PROBLEM TO SOLVE> Every record must be repeated exactly; omit any pictures they contain.

RAW DATA>
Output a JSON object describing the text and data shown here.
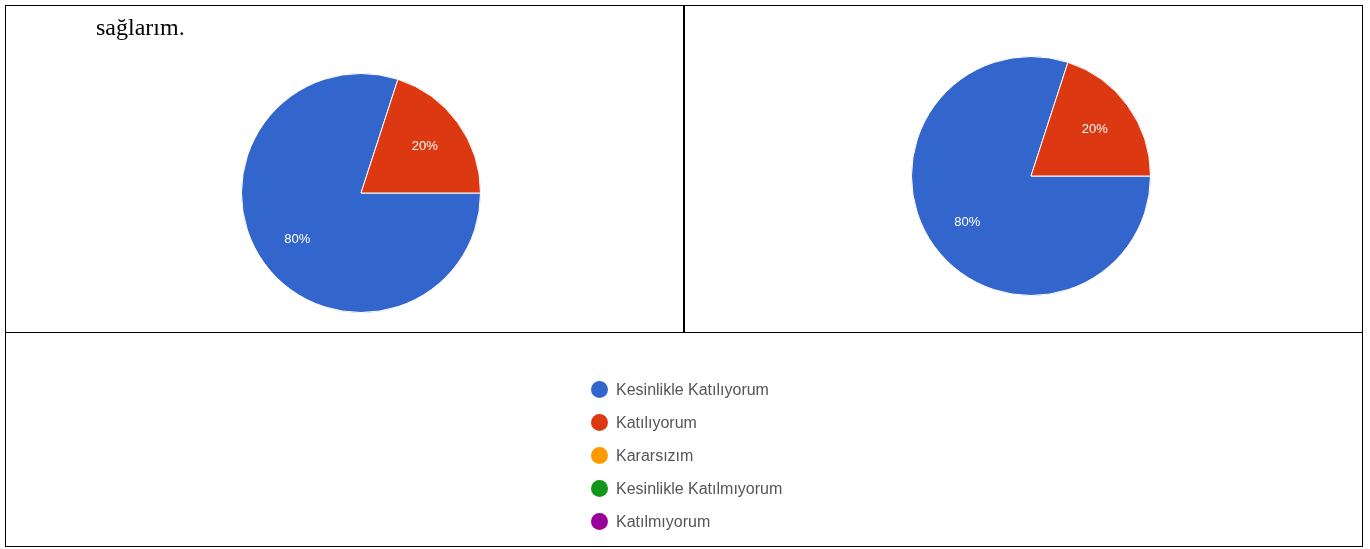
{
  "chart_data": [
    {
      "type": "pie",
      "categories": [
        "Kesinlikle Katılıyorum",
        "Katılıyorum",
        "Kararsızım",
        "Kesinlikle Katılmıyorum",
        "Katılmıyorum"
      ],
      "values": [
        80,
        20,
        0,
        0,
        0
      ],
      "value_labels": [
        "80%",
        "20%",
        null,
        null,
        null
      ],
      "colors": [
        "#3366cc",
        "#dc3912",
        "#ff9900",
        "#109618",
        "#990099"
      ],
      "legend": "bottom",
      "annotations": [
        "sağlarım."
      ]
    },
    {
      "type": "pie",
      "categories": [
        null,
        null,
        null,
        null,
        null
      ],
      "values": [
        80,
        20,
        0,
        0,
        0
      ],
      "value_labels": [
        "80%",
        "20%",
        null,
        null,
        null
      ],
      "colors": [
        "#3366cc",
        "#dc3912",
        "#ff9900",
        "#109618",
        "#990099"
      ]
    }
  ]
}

FULL RESPONSE>
Output a JSON object describing the text and data shown here.
{
  "chart_data": [
    {
      "type": "pie",
      "categories": [
        "Kesinlikle Katılıyorum",
        "Katılıyorum",
        "Kararsızım",
        "Kesinlikle Katılmıyorum",
        "Katılmıyorum"
      ],
      "values": [
        80,
        20,
        0,
        0,
        0
      ],
      "value_labels": [
        "80%",
        "20%",
        null,
        null,
        null
      ],
      "colors": [
        "#3366cc",
        "#dc3912",
        "#ff9900",
        "#109618",
        "#990099"
      ],
      "legend": "bottom",
      "annotations": [
        "sağlarım."
      ]
    },
    {
      "type": "pie",
      "categories": [
        null,
        null,
        null,
        null,
        null
      ],
      "values": [
        80,
        20,
        0,
        0,
        0
      ],
      "value_labels": [
        "80%",
        "20%",
        null,
        null,
        null
      ],
      "colors": [
        "#3366cc",
        "#dc3912",
        "#ff9900",
        "#109618",
        "#990099"
      ]
    }
  ]
}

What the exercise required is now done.